Dataset excerpts:
┌──

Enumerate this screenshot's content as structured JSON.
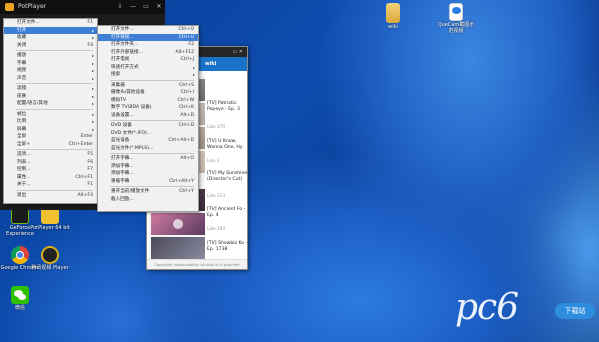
{
  "app": {
    "title": "PotPlayer"
  },
  "window_controls": {
    "pin": "⇩",
    "minimize": "—",
    "maximize": "▭",
    "close": "✕"
  },
  "main_menu": [
    {
      "label": "打开文件...",
      "shortcut": "F1"
    },
    {
      "label": "打开",
      "shortcut": "",
      "submenu": true,
      "highlighted": true
    },
    {
      "label": "收藏",
      "shortcut": "",
      "submenu": true
    },
    {
      "label": "关闭",
      "shortcut": "F4"
    },
    {
      "sep": true
    },
    {
      "label": "播放",
      "shortcut": "",
      "submenu": true
    },
    {
      "label": "字幕",
      "shortcut": "",
      "submenu": true
    },
    {
      "label": "视频",
      "shortcut": "",
      "submenu": true
    },
    {
      "label": "声音",
      "shortcut": "",
      "submenu": true
    },
    {
      "sep": true
    },
    {
      "label": "滤镜",
      "shortcut": "",
      "submenu": true
    },
    {
      "label": "皮肤",
      "shortcut": "",
      "submenu": true
    },
    {
      "label": "配置/语言/其他",
      "shortcut": "",
      "submenu": true
    },
    {
      "sep": true
    },
    {
      "label": "帧位",
      "shortcut": "",
      "submenu": true
    },
    {
      "label": "比例",
      "shortcut": "",
      "submenu": true
    },
    {
      "label": "屏幕",
      "shortcut": "",
      "submenu": true
    },
    {
      "label": "全屏",
      "shortcut": "Enter"
    },
    {
      "label": "全屏+",
      "shortcut": "Ctrl+Enter"
    },
    {
      "sep": true
    },
    {
      "label": "选项...",
      "shortcut": "F5"
    },
    {
      "label": "列表...",
      "shortcut": "F6"
    },
    {
      "label": "控制...",
      "shortcut": "F7"
    },
    {
      "label": "属性...",
      "shortcut": "Ctrl+F1"
    },
    {
      "label": "关于...",
      "shortcut": "F1"
    },
    {
      "sep": true
    },
    {
      "label": "退出",
      "shortcut": "Alt+F4"
    }
  ],
  "open_submenu": [
    {
      "label": "打开文件...",
      "shortcut": "Ctrl+O"
    },
    {
      "label": "打开链接...",
      "shortcut": "Ctrl+U",
      "highlighted": true
    },
    {
      "label": "打开文件夹...",
      "shortcut": "F2"
    },
    {
      "label": "打开外部链接...",
      "shortcut": "Alt+F12"
    },
    {
      "label": "打开电视",
      "shortcut": "Ctrl+J"
    },
    {
      "label": "快速打开方式",
      "shortcut": "",
      "submenu": true
    },
    {
      "label": "搜索",
      "shortcut": "",
      "submenu": true
    },
    {
      "sep": true
    },
    {
      "label": "采集器",
      "shortcut": "Ctrl+S"
    },
    {
      "label": "摄像头/其他设备",
      "shortcut": "Ctrl+I"
    },
    {
      "label": "模拟TV",
      "shortcut": "Ctrl+W"
    },
    {
      "label": "数字 TV(BDA 设备)",
      "shortcut": "Ctrl+K"
    },
    {
      "label": "设备设置...",
      "shortcut": "Alt+D"
    },
    {
      "sep": true
    },
    {
      "label": "DVD 设备",
      "shortcut": "Ctrl+D"
    },
    {
      "label": "DVD 文件(*.IFO)...",
      "shortcut": ""
    },
    {
      "label": "蓝光设备",
      "shortcut": "Ctrl+Alt+D"
    },
    {
      "label": "蓝光文件(*.MPLS)...",
      "shortcut": ""
    },
    {
      "sep": true
    },
    {
      "label": "打开字幕...",
      "shortcut": "Alt+O"
    },
    {
      "label": "添加字幕...",
      "shortcut": ""
    },
    {
      "label": "添加字幕...",
      "shortcut": ""
    },
    {
      "label": "重载字幕",
      "shortcut": "Ctrl+Alt+Y"
    },
    {
      "sep": true
    },
    {
      "label": "重开当前/播放文件",
      "shortcut": "Ctrl+Y"
    },
    {
      "label": "截入回放...",
      "shortcut": ""
    }
  ],
  "browser": {
    "title_controls": "▭ ✕",
    "header": "wiki",
    "items": [
      {
        "title": "[TV] Patriotic Popeye - Ep. 3",
        "likes": "Like 379"
      },
      {
        "title": "[TV] U Know, Wanna One, Hy",
        "likes": "Like 2"
      },
      {
        "title": "[TV] My Sunshine (Director's Cut)",
        "likes": "Like 313"
      },
      {
        "title": "[TV] Ancient Fo - Ep. 4",
        "likes": "Like 193"
      },
      {
        "title": "[TV] Showbiz Ko - Ep. 1738",
        "likes": ""
      }
    ],
    "footer": "Copyright responsibility of clips is in provider"
  },
  "desktop_icons": [
    {
      "label": "wiki",
      "icon": "folder-icon"
    },
    {
      "label": "QueCam截图示范视频",
      "icon": "pdf-icon"
    },
    {
      "label": "GeForce Experience",
      "icon": "nvidia-icon"
    },
    {
      "label": "PotPlayer 64 bit",
      "icon": "potplayer-icon"
    },
    {
      "label": "Google Chrome",
      "icon": "chrome-icon"
    },
    {
      "label": "腾讯视频 Player",
      "icon": "player-icon"
    },
    {
      "label": "微信",
      "icon": "wechat-icon"
    }
  ],
  "watermark": {
    "text": "pc6",
    "badge": "下载站"
  }
}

└──

● Written task: Say how many lines in the entries contain the string "likes", and say nothing else.

● Finished exercise: 5